* What this task involves:
Return each line of the material verbatim.

* The data:
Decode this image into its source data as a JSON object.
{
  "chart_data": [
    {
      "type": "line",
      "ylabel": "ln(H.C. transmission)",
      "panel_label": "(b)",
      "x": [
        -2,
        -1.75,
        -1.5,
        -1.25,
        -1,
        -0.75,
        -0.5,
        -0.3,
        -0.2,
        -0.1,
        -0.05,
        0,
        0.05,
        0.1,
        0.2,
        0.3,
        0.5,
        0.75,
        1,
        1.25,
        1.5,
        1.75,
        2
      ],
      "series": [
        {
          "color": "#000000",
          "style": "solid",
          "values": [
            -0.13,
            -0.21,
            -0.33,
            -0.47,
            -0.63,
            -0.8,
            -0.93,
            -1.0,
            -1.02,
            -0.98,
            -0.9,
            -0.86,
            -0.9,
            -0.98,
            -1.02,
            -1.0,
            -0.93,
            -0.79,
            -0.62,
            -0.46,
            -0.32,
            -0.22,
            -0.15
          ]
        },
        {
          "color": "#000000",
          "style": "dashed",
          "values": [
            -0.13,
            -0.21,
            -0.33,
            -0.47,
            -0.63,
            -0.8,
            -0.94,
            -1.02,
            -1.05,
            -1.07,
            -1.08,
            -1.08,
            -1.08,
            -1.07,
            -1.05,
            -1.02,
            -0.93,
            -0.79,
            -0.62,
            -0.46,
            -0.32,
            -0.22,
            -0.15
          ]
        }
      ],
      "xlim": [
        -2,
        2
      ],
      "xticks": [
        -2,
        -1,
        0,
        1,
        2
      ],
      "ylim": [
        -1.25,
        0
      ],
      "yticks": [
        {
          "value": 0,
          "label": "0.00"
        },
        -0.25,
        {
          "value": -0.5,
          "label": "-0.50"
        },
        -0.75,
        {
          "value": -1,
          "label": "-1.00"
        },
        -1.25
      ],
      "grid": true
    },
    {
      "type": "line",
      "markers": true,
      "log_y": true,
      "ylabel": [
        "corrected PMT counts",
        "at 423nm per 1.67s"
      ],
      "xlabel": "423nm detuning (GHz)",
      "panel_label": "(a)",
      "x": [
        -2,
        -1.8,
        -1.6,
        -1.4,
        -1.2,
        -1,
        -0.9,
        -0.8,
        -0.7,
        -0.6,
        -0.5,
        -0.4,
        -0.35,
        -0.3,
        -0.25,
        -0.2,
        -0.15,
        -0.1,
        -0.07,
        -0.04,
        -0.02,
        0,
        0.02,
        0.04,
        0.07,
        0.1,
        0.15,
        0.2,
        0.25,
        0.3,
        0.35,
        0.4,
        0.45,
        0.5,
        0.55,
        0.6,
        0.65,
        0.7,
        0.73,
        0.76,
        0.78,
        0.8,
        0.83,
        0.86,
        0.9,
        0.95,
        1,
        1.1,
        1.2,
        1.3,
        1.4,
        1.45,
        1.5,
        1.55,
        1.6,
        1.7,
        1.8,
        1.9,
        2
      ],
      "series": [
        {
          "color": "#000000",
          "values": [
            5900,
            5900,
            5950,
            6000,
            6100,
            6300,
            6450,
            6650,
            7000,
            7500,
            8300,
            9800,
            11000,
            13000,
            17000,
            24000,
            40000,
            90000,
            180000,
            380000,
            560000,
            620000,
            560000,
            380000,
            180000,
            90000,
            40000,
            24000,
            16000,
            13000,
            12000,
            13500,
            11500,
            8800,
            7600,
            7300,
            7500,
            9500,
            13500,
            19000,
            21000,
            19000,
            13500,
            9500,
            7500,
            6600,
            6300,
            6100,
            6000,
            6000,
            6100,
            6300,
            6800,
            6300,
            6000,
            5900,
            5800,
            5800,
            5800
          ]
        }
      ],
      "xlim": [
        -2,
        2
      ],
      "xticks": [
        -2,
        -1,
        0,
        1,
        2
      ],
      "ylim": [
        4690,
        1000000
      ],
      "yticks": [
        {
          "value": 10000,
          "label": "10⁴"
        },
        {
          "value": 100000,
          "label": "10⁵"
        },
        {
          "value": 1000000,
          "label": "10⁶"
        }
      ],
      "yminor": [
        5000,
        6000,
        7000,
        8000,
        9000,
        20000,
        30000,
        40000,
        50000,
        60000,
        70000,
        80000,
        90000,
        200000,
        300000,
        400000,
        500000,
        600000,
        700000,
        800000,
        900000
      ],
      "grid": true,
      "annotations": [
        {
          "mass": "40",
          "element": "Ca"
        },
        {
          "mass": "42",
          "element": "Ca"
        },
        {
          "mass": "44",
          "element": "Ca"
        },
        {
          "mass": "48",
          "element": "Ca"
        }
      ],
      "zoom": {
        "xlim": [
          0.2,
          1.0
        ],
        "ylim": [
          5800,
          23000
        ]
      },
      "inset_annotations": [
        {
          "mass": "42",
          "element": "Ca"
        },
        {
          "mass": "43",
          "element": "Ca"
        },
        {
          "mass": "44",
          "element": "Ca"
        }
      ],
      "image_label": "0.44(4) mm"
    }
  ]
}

* Task solution:
Decode this image into its source data as a JSON object.
{
  "chart_data": [
    {
      "type": "line",
      "ylabel": "ln(H.C. transmission)",
      "panel_label": "(b)",
      "x": [
        -2,
        -1.75,
        -1.5,
        -1.25,
        -1,
        -0.75,
        -0.5,
        -0.3,
        -0.2,
        -0.1,
        -0.05,
        0,
        0.05,
        0.1,
        0.2,
        0.3,
        0.5,
        0.75,
        1,
        1.25,
        1.5,
        1.75,
        2
      ],
      "series": [
        {
          "color": "#000000",
          "style": "solid",
          "values": [
            -0.13,
            -0.21,
            -0.33,
            -0.47,
            -0.63,
            -0.8,
            -0.93,
            -1.0,
            -1.02,
            -0.98,
            -0.9,
            -0.86,
            -0.9,
            -0.98,
            -1.02,
            -1.0,
            -0.93,
            -0.79,
            -0.62,
            -0.46,
            -0.32,
            -0.22,
            -0.15
          ]
        },
        {
          "color": "#000000",
          "style": "dashed",
          "values": [
            -0.13,
            -0.21,
            -0.33,
            -0.47,
            -0.63,
            -0.8,
            -0.94,
            -1.02,
            -1.05,
            -1.07,
            -1.08,
            -1.08,
            -1.08,
            -1.07,
            -1.05,
            -1.02,
            -0.93,
            -0.79,
            -0.62,
            -0.46,
            -0.32,
            -0.22,
            -0.15
          ]
        }
      ],
      "xlim": [
        -2,
        2
      ],
      "xticks": [
        -2,
        -1,
        0,
        1,
        2
      ],
      "ylim": [
        -1.25,
        0
      ],
      "yticks": [
        {
          "value": 0,
          "label": "0.00"
        },
        -0.25,
        {
          "value": -0.5,
          "label": "-0.50"
        },
        -0.75,
        {
          "value": -1,
          "label": "-1.00"
        },
        -1.25
      ],
      "grid": true
    },
    {
      "type": "line",
      "markers": true,
      "log_y": true,
      "ylabel": [
        "corrected PMT counts",
        "at 423nm per 1.67s"
      ],
      "xlabel": "423nm detuning (GHz)",
      "panel_label": "(a)",
      "x": [
        -2,
        -1.8,
        -1.6,
        -1.4,
        -1.2,
        -1,
        -0.9,
        -0.8,
        -0.7,
        -0.6,
        -0.5,
        -0.4,
        -0.35,
        -0.3,
        -0.25,
        -0.2,
        -0.15,
        -0.1,
        -0.07,
        -0.04,
        -0.02,
        0,
        0.02,
        0.04,
        0.07,
        0.1,
        0.15,
        0.2,
        0.25,
        0.3,
        0.35,
        0.4,
        0.45,
        0.5,
        0.55,
        0.6,
        0.65,
        0.7,
        0.73,
        0.76,
        0.78,
        0.8,
        0.83,
        0.86,
        0.9,
        0.95,
        1,
        1.1,
        1.2,
        1.3,
        1.4,
        1.45,
        1.5,
        1.55,
        1.6,
        1.7,
        1.8,
        1.9,
        2
      ],
      "series": [
        {
          "color": "#000000",
          "values": [
            5900,
            5900,
            5950,
            6000,
            6100,
            6300,
            6450,
            6650,
            7000,
            7500,
            8300,
            9800,
            11000,
            13000,
            17000,
            24000,
            40000,
            90000,
            180000,
            380000,
            560000,
            620000,
            560000,
            380000,
            180000,
            90000,
            40000,
            24000,
            16000,
            13000,
            12000,
            13500,
            11500,
            8800,
            7600,
            7300,
            7500,
            9500,
            13500,
            19000,
            21000,
            19000,
            13500,
            9500,
            7500,
            6600,
            6300,
            6100,
            6000,
            6000,
            6100,
            6300,
            6800,
            6300,
            6000,
            5900,
            5800,
            5800,
            5800
          ]
        }
      ],
      "xlim": [
        -2,
        2
      ],
      "xticks": [
        -2,
        -1,
        0,
        1,
        2
      ],
      "ylim": [
        4690,
        1000000
      ],
      "yticks": [
        {
          "value": 10000,
          "label": "10⁴"
        },
        {
          "value": 100000,
          "label": "10⁵"
        },
        {
          "value": 1000000,
          "label": "10⁶"
        }
      ],
      "yminor": [
        5000,
        6000,
        7000,
        8000,
        9000,
        20000,
        30000,
        40000,
        50000,
        60000,
        70000,
        80000,
        90000,
        200000,
        300000,
        400000,
        500000,
        600000,
        700000,
        800000,
        900000
      ],
      "grid": true,
      "annotations": [
        {
          "mass": "40",
          "element": "Ca"
        },
        {
          "mass": "42",
          "element": "Ca"
        },
        {
          "mass": "44",
          "element": "Ca"
        },
        {
          "mass": "48",
          "element": "Ca"
        }
      ],
      "zoom": {
        "xlim": [
          0.2,
          1.0
        ],
        "ylim": [
          5800,
          23000
        ]
      },
      "inset_annotations": [
        {
          "mass": "42",
          "element": "Ca"
        },
        {
          "mass": "43",
          "element": "Ca"
        },
        {
          "mass": "44",
          "element": "Ca"
        }
      ],
      "image_label": "0.44(4) mm"
    }
  ]
}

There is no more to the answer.